start Provided data

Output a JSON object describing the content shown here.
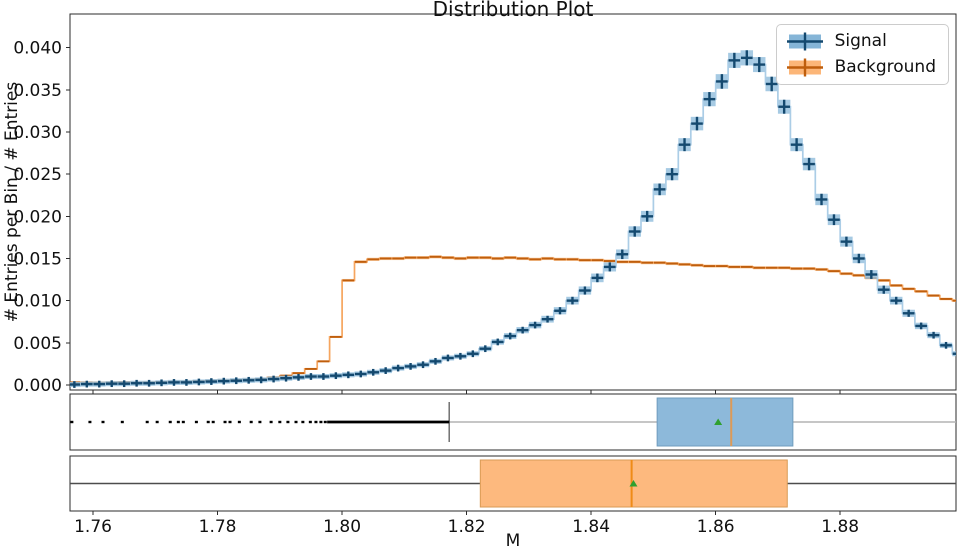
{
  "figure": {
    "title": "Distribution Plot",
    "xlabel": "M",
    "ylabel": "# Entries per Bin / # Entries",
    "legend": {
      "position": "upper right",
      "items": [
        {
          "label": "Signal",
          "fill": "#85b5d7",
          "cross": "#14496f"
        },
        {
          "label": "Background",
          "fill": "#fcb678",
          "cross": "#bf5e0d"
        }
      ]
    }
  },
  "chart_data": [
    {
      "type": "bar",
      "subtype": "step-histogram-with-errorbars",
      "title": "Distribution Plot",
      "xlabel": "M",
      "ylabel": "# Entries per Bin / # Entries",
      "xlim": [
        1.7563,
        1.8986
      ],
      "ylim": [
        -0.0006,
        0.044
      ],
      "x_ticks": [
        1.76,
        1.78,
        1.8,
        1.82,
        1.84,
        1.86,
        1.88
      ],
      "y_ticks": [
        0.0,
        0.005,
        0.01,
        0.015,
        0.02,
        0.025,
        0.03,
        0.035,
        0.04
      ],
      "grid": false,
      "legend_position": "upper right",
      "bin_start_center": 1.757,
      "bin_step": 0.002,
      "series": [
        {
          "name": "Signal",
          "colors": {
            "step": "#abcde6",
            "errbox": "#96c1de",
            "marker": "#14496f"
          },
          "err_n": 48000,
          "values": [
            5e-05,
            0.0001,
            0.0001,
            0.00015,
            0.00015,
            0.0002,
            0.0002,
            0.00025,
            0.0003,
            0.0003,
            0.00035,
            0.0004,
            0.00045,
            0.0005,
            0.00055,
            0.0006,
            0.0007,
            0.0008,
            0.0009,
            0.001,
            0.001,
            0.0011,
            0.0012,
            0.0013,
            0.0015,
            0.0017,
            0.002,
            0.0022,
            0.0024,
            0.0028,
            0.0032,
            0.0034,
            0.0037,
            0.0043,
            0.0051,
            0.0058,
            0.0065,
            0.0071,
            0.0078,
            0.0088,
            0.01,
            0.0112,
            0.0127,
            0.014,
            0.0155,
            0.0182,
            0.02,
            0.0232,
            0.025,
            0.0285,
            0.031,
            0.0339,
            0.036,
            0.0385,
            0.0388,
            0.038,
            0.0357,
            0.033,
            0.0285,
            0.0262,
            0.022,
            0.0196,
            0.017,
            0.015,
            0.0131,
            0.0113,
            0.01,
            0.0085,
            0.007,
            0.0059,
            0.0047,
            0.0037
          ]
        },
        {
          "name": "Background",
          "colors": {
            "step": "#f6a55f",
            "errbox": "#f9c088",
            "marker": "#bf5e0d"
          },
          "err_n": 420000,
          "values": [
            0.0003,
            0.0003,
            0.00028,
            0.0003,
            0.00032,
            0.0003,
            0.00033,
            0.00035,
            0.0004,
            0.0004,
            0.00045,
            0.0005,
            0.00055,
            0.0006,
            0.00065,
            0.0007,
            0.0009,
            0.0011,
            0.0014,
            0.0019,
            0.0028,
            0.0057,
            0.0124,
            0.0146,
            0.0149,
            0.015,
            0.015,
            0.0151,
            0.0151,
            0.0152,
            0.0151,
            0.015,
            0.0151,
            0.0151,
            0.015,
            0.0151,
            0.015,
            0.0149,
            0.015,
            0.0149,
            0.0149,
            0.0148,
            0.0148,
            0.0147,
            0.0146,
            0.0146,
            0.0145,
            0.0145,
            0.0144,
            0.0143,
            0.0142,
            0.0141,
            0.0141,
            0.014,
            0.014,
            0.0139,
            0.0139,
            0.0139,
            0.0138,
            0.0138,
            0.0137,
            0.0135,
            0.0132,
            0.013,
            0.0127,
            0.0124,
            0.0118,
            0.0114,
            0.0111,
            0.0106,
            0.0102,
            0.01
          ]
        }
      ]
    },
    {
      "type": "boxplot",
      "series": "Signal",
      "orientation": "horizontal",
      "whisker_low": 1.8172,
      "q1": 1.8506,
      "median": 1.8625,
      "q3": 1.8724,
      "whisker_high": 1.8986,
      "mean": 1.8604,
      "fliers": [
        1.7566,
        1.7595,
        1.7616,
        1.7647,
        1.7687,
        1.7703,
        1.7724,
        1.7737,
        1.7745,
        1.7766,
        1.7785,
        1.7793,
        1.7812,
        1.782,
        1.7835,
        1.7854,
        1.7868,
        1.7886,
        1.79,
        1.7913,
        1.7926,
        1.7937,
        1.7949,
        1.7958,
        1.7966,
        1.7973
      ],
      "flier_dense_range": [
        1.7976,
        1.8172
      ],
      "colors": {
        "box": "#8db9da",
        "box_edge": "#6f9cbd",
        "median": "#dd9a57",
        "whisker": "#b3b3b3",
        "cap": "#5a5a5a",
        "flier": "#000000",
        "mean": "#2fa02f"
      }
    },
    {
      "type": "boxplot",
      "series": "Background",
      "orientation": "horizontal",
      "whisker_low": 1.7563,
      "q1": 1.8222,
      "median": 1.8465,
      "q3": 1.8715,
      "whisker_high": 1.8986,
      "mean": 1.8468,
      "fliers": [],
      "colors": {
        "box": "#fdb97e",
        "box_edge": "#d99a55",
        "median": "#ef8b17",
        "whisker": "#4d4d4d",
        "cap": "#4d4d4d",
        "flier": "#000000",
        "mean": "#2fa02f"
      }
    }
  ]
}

end Provided data

* Exercise objective
Without the pictures, transcribe the listing above exactly.

* Complete output
Output a JSON object describing the content shown here.
{
  "figure": {
    "title": "Distribution Plot",
    "xlabel": "M",
    "ylabel": "# Entries per Bin / # Entries",
    "legend": {
      "position": "upper right",
      "items": [
        {
          "label": "Signal",
          "fill": "#85b5d7",
          "cross": "#14496f"
        },
        {
          "label": "Background",
          "fill": "#fcb678",
          "cross": "#bf5e0d"
        }
      ]
    }
  },
  "chart_data": [
    {
      "type": "bar",
      "subtype": "step-histogram-with-errorbars",
      "title": "Distribution Plot",
      "xlabel": "M",
      "ylabel": "# Entries per Bin / # Entries",
      "xlim": [
        1.7563,
        1.8986
      ],
      "ylim": [
        -0.0006,
        0.044
      ],
      "x_ticks": [
        1.76,
        1.78,
        1.8,
        1.82,
        1.84,
        1.86,
        1.88
      ],
      "y_ticks": [
        0.0,
        0.005,
        0.01,
        0.015,
        0.02,
        0.025,
        0.03,
        0.035,
        0.04
      ],
      "grid": false,
      "legend_position": "upper right",
      "bin_start_center": 1.757,
      "bin_step": 0.002,
      "series": [
        {
          "name": "Signal",
          "colors": {
            "step": "#abcde6",
            "errbox": "#96c1de",
            "marker": "#14496f"
          },
          "err_n": 48000,
          "values": [
            5e-05,
            0.0001,
            0.0001,
            0.00015,
            0.00015,
            0.0002,
            0.0002,
            0.00025,
            0.0003,
            0.0003,
            0.00035,
            0.0004,
            0.00045,
            0.0005,
            0.00055,
            0.0006,
            0.0007,
            0.0008,
            0.0009,
            0.001,
            0.001,
            0.0011,
            0.0012,
            0.0013,
            0.0015,
            0.0017,
            0.002,
            0.0022,
            0.0024,
            0.0028,
            0.0032,
            0.0034,
            0.0037,
            0.0043,
            0.0051,
            0.0058,
            0.0065,
            0.0071,
            0.0078,
            0.0088,
            0.01,
            0.0112,
            0.0127,
            0.014,
            0.0155,
            0.0182,
            0.02,
            0.0232,
            0.025,
            0.0285,
            0.031,
            0.0339,
            0.036,
            0.0385,
            0.0388,
            0.038,
            0.0357,
            0.033,
            0.0285,
            0.0262,
            0.022,
            0.0196,
            0.017,
            0.015,
            0.0131,
            0.0113,
            0.01,
            0.0085,
            0.007,
            0.0059,
            0.0047,
            0.0037
          ]
        },
        {
          "name": "Background",
          "colors": {
            "step": "#f6a55f",
            "errbox": "#f9c088",
            "marker": "#bf5e0d"
          },
          "err_n": 420000,
          "values": [
            0.0003,
            0.0003,
            0.00028,
            0.0003,
            0.00032,
            0.0003,
            0.00033,
            0.00035,
            0.0004,
            0.0004,
            0.00045,
            0.0005,
            0.00055,
            0.0006,
            0.00065,
            0.0007,
            0.0009,
            0.0011,
            0.0014,
            0.0019,
            0.0028,
            0.0057,
            0.0124,
            0.0146,
            0.0149,
            0.015,
            0.015,
            0.0151,
            0.0151,
            0.0152,
            0.0151,
            0.015,
            0.0151,
            0.0151,
            0.015,
            0.0151,
            0.015,
            0.0149,
            0.015,
            0.0149,
            0.0149,
            0.0148,
            0.0148,
            0.0147,
            0.0146,
            0.0146,
            0.0145,
            0.0145,
            0.0144,
            0.0143,
            0.0142,
            0.0141,
            0.0141,
            0.014,
            0.014,
            0.0139,
            0.0139,
            0.0139,
            0.0138,
            0.0138,
            0.0137,
            0.0135,
            0.0132,
            0.013,
            0.0127,
            0.0124,
            0.0118,
            0.0114,
            0.0111,
            0.0106,
            0.0102,
            0.01
          ]
        }
      ]
    },
    {
      "type": "boxplot",
      "series": "Signal",
      "orientation": "horizontal",
      "whisker_low": 1.8172,
      "q1": 1.8506,
      "median": 1.8625,
      "q3": 1.8724,
      "whisker_high": 1.8986,
      "mean": 1.8604,
      "fliers": [
        1.7566,
        1.7595,
        1.7616,
        1.7647,
        1.7687,
        1.7703,
        1.7724,
        1.7737,
        1.7745,
        1.7766,
        1.7785,
        1.7793,
        1.7812,
        1.782,
        1.7835,
        1.7854,
        1.7868,
        1.7886,
        1.79,
        1.7913,
        1.7926,
        1.7937,
        1.7949,
        1.7958,
        1.7966,
        1.7973
      ],
      "flier_dense_range": [
        1.7976,
        1.8172
      ],
      "colors": {
        "box": "#8db9da",
        "box_edge": "#6f9cbd",
        "median": "#dd9a57",
        "whisker": "#b3b3b3",
        "cap": "#5a5a5a",
        "flier": "#000000",
        "mean": "#2fa02f"
      }
    },
    {
      "type": "boxplot",
      "series": "Background",
      "orientation": "horizontal",
      "whisker_low": 1.7563,
      "q1": 1.8222,
      "median": 1.8465,
      "q3": 1.8715,
      "whisker_high": 1.8986,
      "mean": 1.8468,
      "fliers": [],
      "colors": {
        "box": "#fdb97e",
        "box_edge": "#d99a55",
        "median": "#ef8b17",
        "whisker": "#4d4d4d",
        "cap": "#4d4d4d",
        "flier": "#000000",
        "mean": "#2fa02f"
      }
    }
  ]
}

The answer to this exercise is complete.